Report how many lines of the data below contain the word "High", and give only that number.

- [MATERIAL FOR THE TASK]:
-.-.-

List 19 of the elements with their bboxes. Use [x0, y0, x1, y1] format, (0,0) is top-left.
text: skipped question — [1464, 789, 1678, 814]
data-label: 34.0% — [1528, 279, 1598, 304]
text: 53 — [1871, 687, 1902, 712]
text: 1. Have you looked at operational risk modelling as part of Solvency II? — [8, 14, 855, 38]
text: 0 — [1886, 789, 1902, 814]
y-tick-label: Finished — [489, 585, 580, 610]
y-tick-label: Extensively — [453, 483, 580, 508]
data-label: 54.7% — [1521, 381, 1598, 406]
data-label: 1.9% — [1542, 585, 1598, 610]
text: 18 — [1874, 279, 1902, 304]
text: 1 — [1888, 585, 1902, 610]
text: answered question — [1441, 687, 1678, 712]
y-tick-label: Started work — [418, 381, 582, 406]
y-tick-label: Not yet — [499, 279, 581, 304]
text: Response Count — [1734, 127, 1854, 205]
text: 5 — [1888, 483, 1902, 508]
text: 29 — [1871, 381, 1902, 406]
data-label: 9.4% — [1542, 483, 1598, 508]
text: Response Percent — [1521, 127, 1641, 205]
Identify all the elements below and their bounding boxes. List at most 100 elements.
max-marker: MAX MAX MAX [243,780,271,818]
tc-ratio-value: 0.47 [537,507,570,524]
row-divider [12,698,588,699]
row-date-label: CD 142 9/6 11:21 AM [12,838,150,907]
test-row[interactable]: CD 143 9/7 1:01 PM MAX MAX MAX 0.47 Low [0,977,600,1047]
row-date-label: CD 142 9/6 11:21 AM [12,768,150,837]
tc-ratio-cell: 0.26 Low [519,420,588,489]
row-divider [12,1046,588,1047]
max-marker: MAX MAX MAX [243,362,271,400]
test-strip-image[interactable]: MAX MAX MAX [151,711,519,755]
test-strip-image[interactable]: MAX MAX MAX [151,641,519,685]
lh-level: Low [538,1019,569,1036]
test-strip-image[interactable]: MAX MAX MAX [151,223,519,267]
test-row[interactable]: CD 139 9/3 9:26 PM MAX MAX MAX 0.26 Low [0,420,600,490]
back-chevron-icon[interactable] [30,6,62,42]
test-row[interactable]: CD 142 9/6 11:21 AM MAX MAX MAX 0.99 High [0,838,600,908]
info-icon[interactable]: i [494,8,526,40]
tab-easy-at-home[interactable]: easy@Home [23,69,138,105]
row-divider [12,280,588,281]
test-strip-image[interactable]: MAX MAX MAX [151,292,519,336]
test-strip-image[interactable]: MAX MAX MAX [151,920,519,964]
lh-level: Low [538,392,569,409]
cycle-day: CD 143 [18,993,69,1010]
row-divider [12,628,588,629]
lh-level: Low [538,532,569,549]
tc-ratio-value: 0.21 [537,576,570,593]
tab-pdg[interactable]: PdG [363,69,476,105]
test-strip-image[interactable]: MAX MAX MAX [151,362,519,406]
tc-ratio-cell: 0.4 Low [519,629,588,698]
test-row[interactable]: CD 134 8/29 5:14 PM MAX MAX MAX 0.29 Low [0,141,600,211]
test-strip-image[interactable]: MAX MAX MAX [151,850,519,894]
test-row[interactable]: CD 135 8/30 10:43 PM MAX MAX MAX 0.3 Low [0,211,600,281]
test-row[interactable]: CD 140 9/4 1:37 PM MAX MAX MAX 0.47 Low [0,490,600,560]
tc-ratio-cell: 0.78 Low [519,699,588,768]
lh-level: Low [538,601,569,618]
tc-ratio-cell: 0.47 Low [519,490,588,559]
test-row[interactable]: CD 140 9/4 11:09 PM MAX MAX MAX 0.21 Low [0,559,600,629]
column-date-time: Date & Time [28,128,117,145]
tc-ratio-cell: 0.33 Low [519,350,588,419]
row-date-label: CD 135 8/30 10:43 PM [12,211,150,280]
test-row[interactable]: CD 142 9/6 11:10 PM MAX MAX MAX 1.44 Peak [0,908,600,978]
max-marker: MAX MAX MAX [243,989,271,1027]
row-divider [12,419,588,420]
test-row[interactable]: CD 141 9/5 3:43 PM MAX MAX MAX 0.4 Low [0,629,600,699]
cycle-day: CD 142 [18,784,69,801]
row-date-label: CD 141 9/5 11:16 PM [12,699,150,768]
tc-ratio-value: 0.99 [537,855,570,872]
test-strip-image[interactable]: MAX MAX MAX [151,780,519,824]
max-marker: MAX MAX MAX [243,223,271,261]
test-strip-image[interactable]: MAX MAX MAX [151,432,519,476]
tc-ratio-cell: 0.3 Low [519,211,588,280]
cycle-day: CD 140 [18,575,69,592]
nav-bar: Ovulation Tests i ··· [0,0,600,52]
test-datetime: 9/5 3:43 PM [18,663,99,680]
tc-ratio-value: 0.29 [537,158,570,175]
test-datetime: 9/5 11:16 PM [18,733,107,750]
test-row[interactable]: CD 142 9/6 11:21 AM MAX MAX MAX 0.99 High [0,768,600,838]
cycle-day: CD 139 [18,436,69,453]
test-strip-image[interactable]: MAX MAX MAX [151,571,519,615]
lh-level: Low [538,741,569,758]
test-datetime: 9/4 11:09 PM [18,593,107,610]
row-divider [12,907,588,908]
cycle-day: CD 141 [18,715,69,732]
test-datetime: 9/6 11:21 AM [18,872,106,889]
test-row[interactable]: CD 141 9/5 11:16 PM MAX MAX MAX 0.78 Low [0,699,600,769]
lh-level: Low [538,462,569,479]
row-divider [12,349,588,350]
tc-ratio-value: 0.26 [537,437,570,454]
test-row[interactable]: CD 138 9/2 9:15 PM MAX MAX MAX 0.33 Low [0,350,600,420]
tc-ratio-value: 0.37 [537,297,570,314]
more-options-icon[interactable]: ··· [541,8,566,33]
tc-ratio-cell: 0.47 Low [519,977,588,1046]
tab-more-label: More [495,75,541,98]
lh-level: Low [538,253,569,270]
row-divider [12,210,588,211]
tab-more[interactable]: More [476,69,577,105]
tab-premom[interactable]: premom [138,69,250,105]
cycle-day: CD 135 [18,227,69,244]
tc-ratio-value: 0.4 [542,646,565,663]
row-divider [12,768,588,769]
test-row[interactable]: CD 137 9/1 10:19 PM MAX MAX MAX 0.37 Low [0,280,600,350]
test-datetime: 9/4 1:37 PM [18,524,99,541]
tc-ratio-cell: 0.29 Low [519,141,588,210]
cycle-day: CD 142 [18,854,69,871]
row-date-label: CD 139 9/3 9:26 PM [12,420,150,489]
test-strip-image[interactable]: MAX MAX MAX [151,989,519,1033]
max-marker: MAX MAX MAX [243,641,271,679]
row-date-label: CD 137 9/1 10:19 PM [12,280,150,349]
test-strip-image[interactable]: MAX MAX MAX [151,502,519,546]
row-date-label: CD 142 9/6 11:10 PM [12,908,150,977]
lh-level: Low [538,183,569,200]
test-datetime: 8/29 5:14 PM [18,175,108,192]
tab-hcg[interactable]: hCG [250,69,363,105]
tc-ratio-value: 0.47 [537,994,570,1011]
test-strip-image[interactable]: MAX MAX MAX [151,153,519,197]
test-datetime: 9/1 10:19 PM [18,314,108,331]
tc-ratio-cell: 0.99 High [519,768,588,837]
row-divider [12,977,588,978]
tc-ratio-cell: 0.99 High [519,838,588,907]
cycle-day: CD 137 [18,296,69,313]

-.-.-

- [ANSWER TO THE EXERCISE]:
4